**Challenge:**
Give only the count of lines containing "中国建筑第五工程局有限公司".

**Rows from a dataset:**
-=-=-
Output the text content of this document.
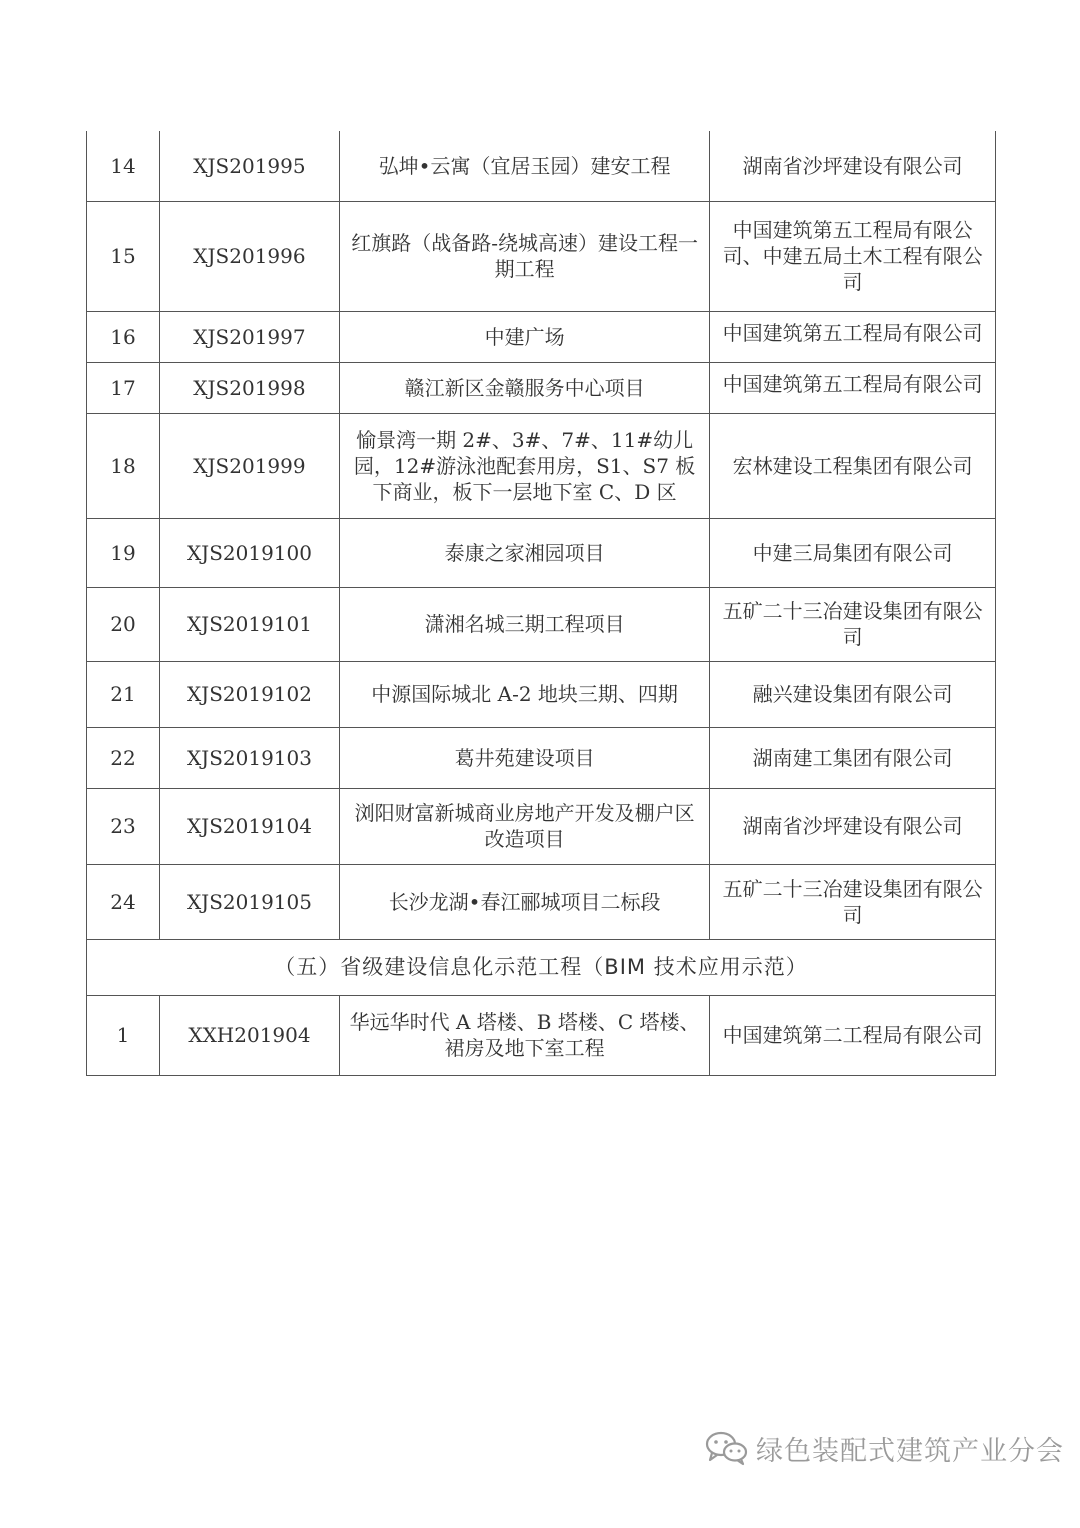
14	XJS201995	弘坤•云寓（宜居玉园）建安工程	湖南省沙坪建设有限公司
15	XJS201996	红旗路（战备路-绕城高速）建设工程一期工程	中国建筑第五工程局有限公司、中建五局土木工程有限公司
16	XJS201997	中建广场	中国建筑第五工程局有限公司

17	XJS201998	赣江新区金赣服务中心项目	中国建筑第五工程局有限公司

18	XJS201999	愉景湾一期 2#、3#、7#、11#幼儿园，12#游泳池配套用房，S1、S7 板下商业，板下一层地下室 C、D 区	宏林建设工程集团有限公司
19	XJS2019100	泰康之家湘园项目	中建三局集团有限公司
20	XJS2019101	潇湘名城三期工程项目	五矿二十三冶建设集团有限公司
21	XJS2019102	中源国际城北 A-2 地块三期、四期	融兴建设集团有限公司
22	XJS2019103	葛井苑建设项目	湖南建工集团有限公司
23	XJS2019104	浏阳财富新城商业房地产开发及棚户区改造项目	湖南省沙坪建设有限公司
24	XJS2019105	长沙龙湖•春江郦城项目二标段	五矿二十三冶建设集团有限公司
（五）省级建设信息化示范工程（BIM 技术应用示范）			
1	XXH201904	华远华时代 A 塔楼、B 塔楼、C 塔楼、裙房及地下室工程	中国建筑第二工程局有限公司
绿色装配式建筑产业分会
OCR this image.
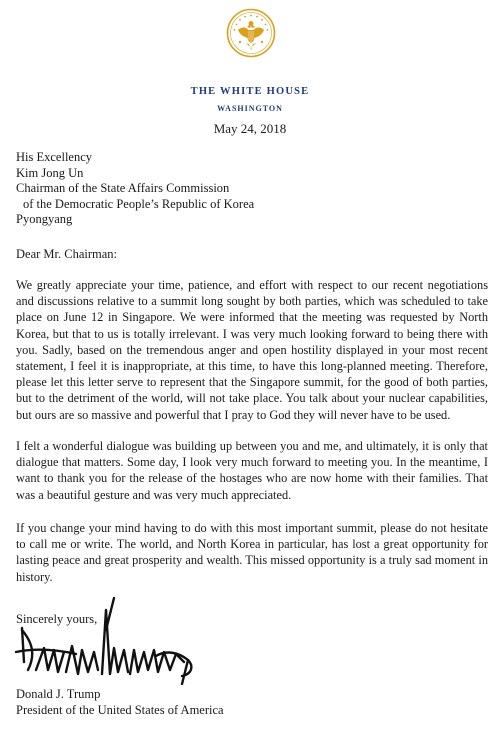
THE WHITE HOUSE
WASHINGTON
May 24, 2018
His Excellency
Kim Jong Un
Chairman of the State Affairs Commission
of the Democratic People’s Republic of Korea
Pyongyang
Dear Mr. Chairman:

We greatly appreciate your time, patience, and effort with respect to our recent negotiations and discussions relative to a summit long sought by both parties, which was scheduled to take place on June 12 in Singapore. We were informed that the meeting was requested by North Korea, but that to us is totally irrelevant. I was very much looking forward to being there with you. Sadly, based on the tremendous anger and open hostility displayed in your most recent statement, I feel it is inappropriate, at this time, to have this long-planned meeting. Therefore, please let this letter serve to represent that the Singapore summit, for the good of both parties, but to the detriment of the world, will not take place. You talk about your nuclear capabilities, but ours are so massive and powerful that I pray to God they will never have to be used.

I felt a wonderful dialogue was building up between you and me, and ultimately, it is only that dialogue that matters. Some day, I look very much forward to meeting you. In the meantime, I want to thank you for the release of the hostages who are now home with their families. That was a beautiful gesture and was very much appreciated.

If you change your mind having to do with this most important summit, please do not hesitate to call me or write. The world, and North Korea in particular, has lost a great opportunity for lasting peace and great prosperity and wealth. This missed opportunity is a truly sad moment in history.

Sincerely yours,
Donald J. Trump
President of the United States of America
-=-=-
**Answer for this exercise:**
3